Problem requirements: Each entry below should be echoed exactly, with pictures omitted.

Listing:
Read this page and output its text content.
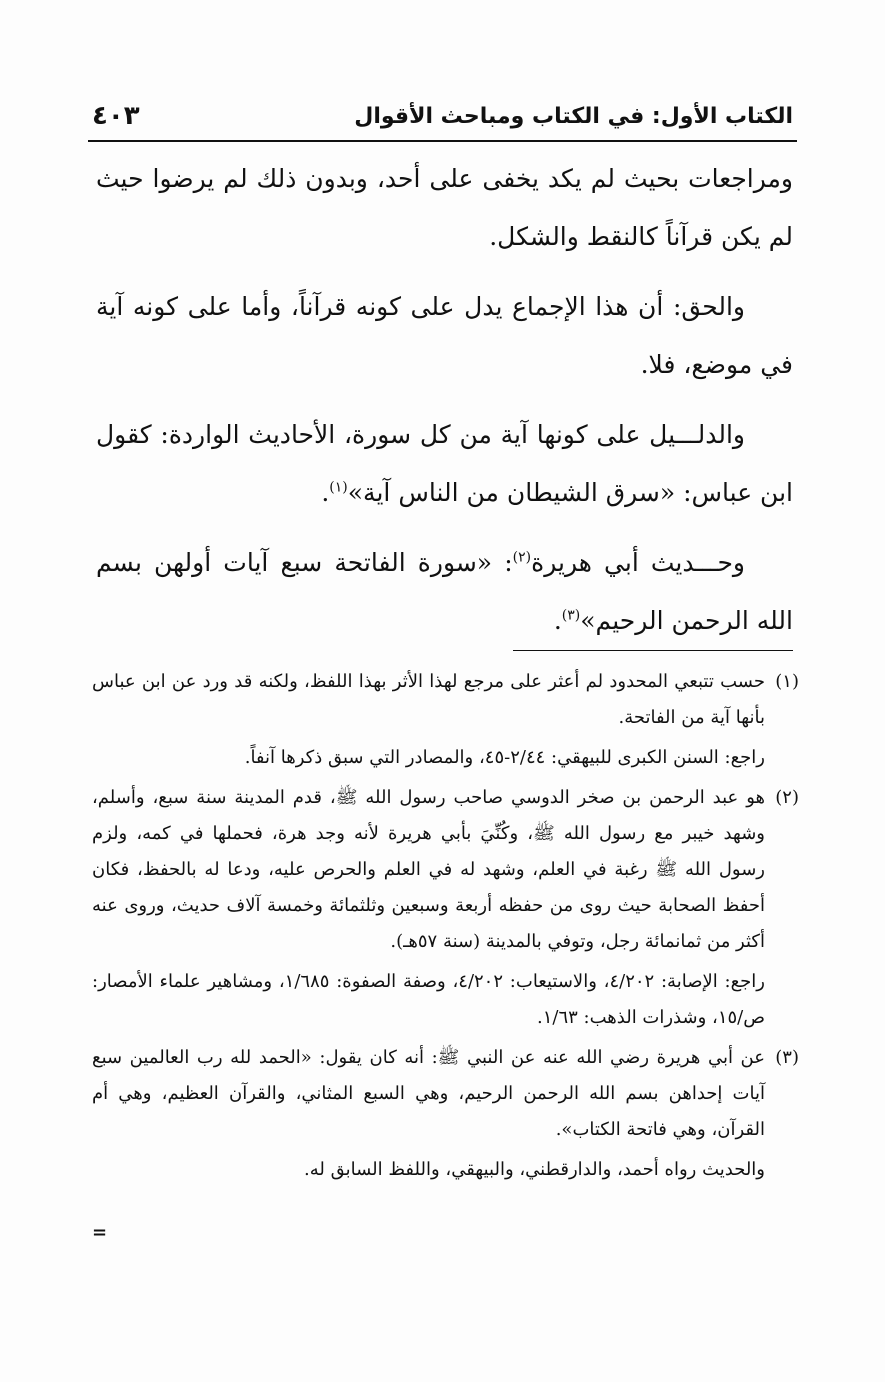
الكتاب الأول: في الكتاب ومباحث الأقوال
٤٠٣

ومراجعات بحيث لم يكد يخفى على أحد، وبدون ذلك لم يرضوا حيث لم يكن قرآناً كالنقط والشكل.

والحق: أن هذا الإجماع يدل على كونه قرآناً، وأما على كونه آية في موضع، فلا.

والدلـــيل على كونها آية من كل سورة، الأحاديث الواردة: كقول ابن عباس: «سرق الشيطان من الناس آية»$^{(١)}$.

وحـــديث أبي هريرة$^{(٢)}$: «سورة الفاتحة سبع آيات أولهن بسم الله الرحمن الرحيم»$^{(٣)}$.

(١)
حسب تتبعي المحدود لم أعثر على مرجع لهذا الأثر بهذا اللفظ، ولكنه قد ورد عن ابن عباس بأنها آية من الفاتحة.
راجع: السنن الكبرى للبيهقي: ٢/٤٤-٤٥، والمصادر التي سبق ذكرها آنفاً.
(٢)
هو عبد الرحمن بن صخر الدوسي صاحب رسول الله ﷺ، قدم المدينة سنة سبع، وأسلم، وشهد خيبر مع رسول الله ﷺ، وكُنِّيَ بأبي هريرة لأنه وجد هرة، فحملها في كمه، ولزم رسول الله ﷺ رغبة في العلم، وشهد له في العلم والحرص عليه، ودعا له بالحفظ، فكان أحفظ الصحابة حيث روى من حفظه أربعة وسبعين وثلثمائة وخمسة آلاف حديث، وروى عنه أكثر من ثمانمائة رجل، وتوفي بالمدينة (سنة ٥٧هـ).
راجع: الإصابة: ٤/٢٠٢، والاستيعاب: ٤/٢٠٢، وصفة الصفوة: ١/٦٨٥، ومشاهير علماء الأمصار: ص/١٥، وشذرات الذهب: ١/٦٣.
(٣)
عن أبي هريرة رضي الله عنه عن النبي ﷺ: أنه كان يقول: «الحمد لله رب العالمين سبع آيات إحداهن بسم الله الرحمن الرحيم، وهي السبع المثاني، والقرآن العظيم، وهي أم القرآن، وهي فاتحة الكتاب».
والحديث رواه أحمد، والدارقطني، والبيهقي، واللفظ السابق له.
=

Exercise result:
Read this page and output its text content.
الكتاب الأول: في الكتاب ومباحث الأقوال
٤٠٣

ومراجعات بحيث لم يكد يخفى على أحد، وبدون ذلك لم يرضوا حيث لم يكن قرآناً كالنقط والشكل.

والحق: أن هذا الإجماع يدل على كونه قرآناً، وأما على كونه آية في موضع، فلا.

والدلـــيل على كونها آية من كل سورة، الأحاديث الواردة: كقول ابن عباس: «سرق الشيطان من الناس آية»$^{(١)}$.

وحـــديث أبي هريرة$^{(٢)}$: «سورة الفاتحة سبع آيات أولهن بسم الله الرحمن الرحيم»$^{(٣)}$.

(١)
حسب تتبعي المحدود لم أعثر على مرجع لهذا الأثر بهذا اللفظ، ولكنه قد ورد عن ابن عباس بأنها آية من الفاتحة.
راجع: السنن الكبرى للبيهقي: ٢/٤٤-٤٥، والمصادر التي سبق ذكرها آنفاً.
(٢)
هو عبد الرحمن بن صخر الدوسي صاحب رسول الله ﷺ، قدم المدينة سنة سبع، وأسلم، وشهد خيبر مع رسول الله ﷺ، وكُنِّيَ بأبي هريرة لأنه وجد هرة، فحملها في كمه، ولزم رسول الله ﷺ رغبة في العلم، وشهد له في العلم والحرص عليه، ودعا له بالحفظ، فكان أحفظ الصحابة حيث روى من حفظه أربعة وسبعين وثلثمائة وخمسة آلاف حديث، وروى عنه أكثر من ثمانمائة رجل، وتوفي بالمدينة (سنة ٥٧هـ).
راجع: الإصابة: ٤/٢٠٢، والاستيعاب: ٤/٢٠٢، وصفة الصفوة: ١/٦٨٥، ومشاهير علماء الأمصار: ص/١٥، وشذرات الذهب: ١/٦٣.
(٣)
عن أبي هريرة رضي الله عنه عن النبي ﷺ: أنه كان يقول: «الحمد لله رب العالمين سبع آيات إحداهن بسم الله الرحمن الرحيم، وهي السبع المثاني، والقرآن العظيم، وهي أم القرآن، وهي فاتحة الكتاب».
والحديث رواه أحمد، والدارقطني، والبيهقي، واللفظ السابق له.
=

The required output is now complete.